begin Document text

Shortly after, a group of Japanese men (tourists) entered the Tomb. My friend stood just inside the door and flicked off their baseball caps as they entered. They immediately understood and they were
humble in their actions.
If there is ever going to be a third world war, we have already lost it.

#13
dungfungus8:25 am, 30 Jul 14

Comic_and_Gamer_Nerd said :

Alexandra Craig said :

gladbag said :

By locking something up you are not automatically ensuring respect, just the impression of it. Everyone shows respect differently, and just because they do not do it in the way that you feel is just, does not make it wrong. Trying to control others by making them behave how you want is a dangerous path to tread. Live and let live. We are not all the same

So essentially what you are saying is that if people want to trample over a tomb of someone who fought for our freedom, that’s okay if that’s their way of showing respect?

I also never said to ‘lock’ it up. I suggested that cordoning off the area of the plaque might stop people walking all over it.

I think you are confusing your world wars.

No soldier died protecting our freedom in ww1.

In anycase, maybe it’s a child who doesn’t know better, or a disabled person. I don’t think anyone is going to purposely walk over a tomb just to be dis respectful.

Until WWII, WWI was known only as “The Great War”.

#14
Comic_and_Gamer_Nerd10:42 am, 30 Jul 14

dungfungus said :

The AWM can blame their adoption of “cultural correctness” for the disrespect in the Tomb of the Unknown Soldier.
In 2007 I visited the AWM with a friend from Melbourne. We we paying our respects in the Tomb when a man and his son came in.
The teenage boy was wearing a baseball cap. My friend approached him and explained to him that is was most disrespectful to wear a hat in such a place. The boy begrudgingly removed it and then complained to his father who then spoke to my friend, thanking him for explaining to his son what respect meant as he had already been unsuccessful in telling the lad himself.
My friend then spoke with the AWM attendant who had been totally passive during the “discussions”.
My friend asked why she (the attendant) had not intervened regarding the wearing of the hat.
She explained that the AWM’s policy was now to allow headwear to be worn in the Tomb so as “cultural customs” were observed. She declined to discuss the matter further.
Shortly after, a group of Japanese men (tourists) entered the Tomb. My friend stood just inside the door and flicked off their baseball caps as they entered. They immediately understood and they were
humble in their actions.

end Document text
begin Supplied records

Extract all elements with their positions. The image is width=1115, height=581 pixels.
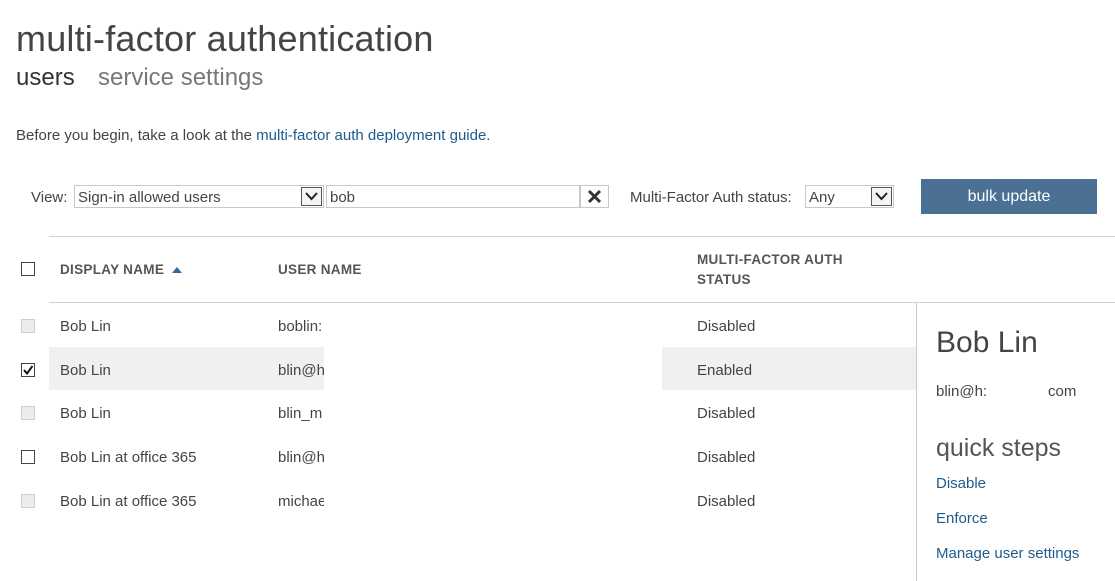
status-cell: Disabled [697,405,756,422]
mfa-status-select[interactable]: Any [805,185,894,208]
display-name-cell: Bob Lin at office 365 [60,449,197,466]
user-name-cell: michae [278,493,324,510]
divider [49,236,1115,237]
search-input[interactable]: bob [326,185,580,208]
chevron-down-icon[interactable] [301,187,322,206]
manage-user-settings-link[interactable]: Manage user settings [936,545,1079,562]
sort-ascending-icon [172,267,183,274]
deployment-guide-link[interactable]: multi-factor auth deployment guide. [256,127,490,144]
display-name-cell: Bob Lin [60,405,111,422]
column-header-display-name[interactable]: DISPLAY NAME [60,262,183,277]
tab-users[interactable]: users [16,64,75,92]
intro-text-prefix: Before you begin, take a look at the [16,127,257,144]
mfa-status-label: Multi-Factor Auth status: [630,189,792,206]
checkmark-icon [23,365,33,375]
display-name-cell: Bob Lin [60,318,111,335]
bulk-update-button[interactable]: bulk update [921,179,1097,214]
status-cell: Disabled [697,318,756,335]
clear-search-button[interactable] [580,185,609,208]
view-select[interactable]: Sign-in allowed users [74,185,324,208]
detail-user-email-domain: com [1048,383,1077,400]
user-name-cell: boblin: [278,318,323,335]
row-checkbox[interactable] [21,406,35,420]
column-header-mfa-status-line2[interactable]: STATUS [697,272,751,287]
column-header-mfa-status-line1[interactable]: MULTI-FACTOR AUTH [697,252,843,267]
enforce-link[interactable]: Enforce [936,510,988,527]
column-header-user-name[interactable]: USER NAME [278,262,362,277]
status-cell: Disabled [697,449,756,466]
display-name-cell: Bob Lin at office 365 [60,493,197,510]
detail-user-name: Bob Lin [936,326,1038,359]
detail-user-email: blin@h: [936,383,988,400]
quick-steps-title: quick steps [936,434,1062,462]
view-select-value: Sign-in allowed users [78,189,221,206]
intro-text: Before you begin, take a look at the mul… [16,127,490,144]
disable-link[interactable]: Disable [936,475,986,492]
close-icon [587,189,602,204]
tab-service-settings[interactable]: service settings [98,64,263,92]
user-name-cell: blin_m [278,405,323,422]
mfa-status-select-value: Any [809,189,835,206]
search-input-value: bob [330,189,356,206]
status-cell: Enabled [697,362,753,379]
chevron-down-icon[interactable] [871,187,892,206]
page-title: multi-factor authentication [16,18,434,59]
status-cell: Disabled [697,493,756,510]
view-label: View: [31,189,68,206]
user-name-cell: blin@h [278,449,324,466]
display-name-cell: Bob Lin [60,362,111,379]
row-checkbox[interactable] [21,363,35,377]
column-header-label: DISPLAY NAME [60,262,165,277]
row-checkbox[interactable] [21,319,35,333]
user-name-cell: blin@h [278,362,324,379]
row-checkbox[interactable] [21,450,35,464]
row-checkbox[interactable] [21,494,35,508]
select-all-checkbox[interactable] [21,262,35,276]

end Supplied records

Reproduce the forum thread from "By locking something" up to and including "freedom in ww1.", replacing "plaque" with "memorial stone".

By locking something up you are not automatically ensuring respect, just the impression of it. Everyone shows respect differently, and just because they do not do it in the way that you feel is just, does not make it wrong. Trying to control others by making them behave how you want is a dangerous path to tread. Live and let live. We are not all the same

So essentially what you are saying is that if people want to trample over a tomb of someone who fought for our freedom, that’s okay if that’s their way of showing respect?

I also never said to ‘lock’ it up. I suggested that cordoning off the area of the memorial stone might stop people walking all over it.

I think you are confusing your world wars.

No soldier died protecting our freedom in ww1.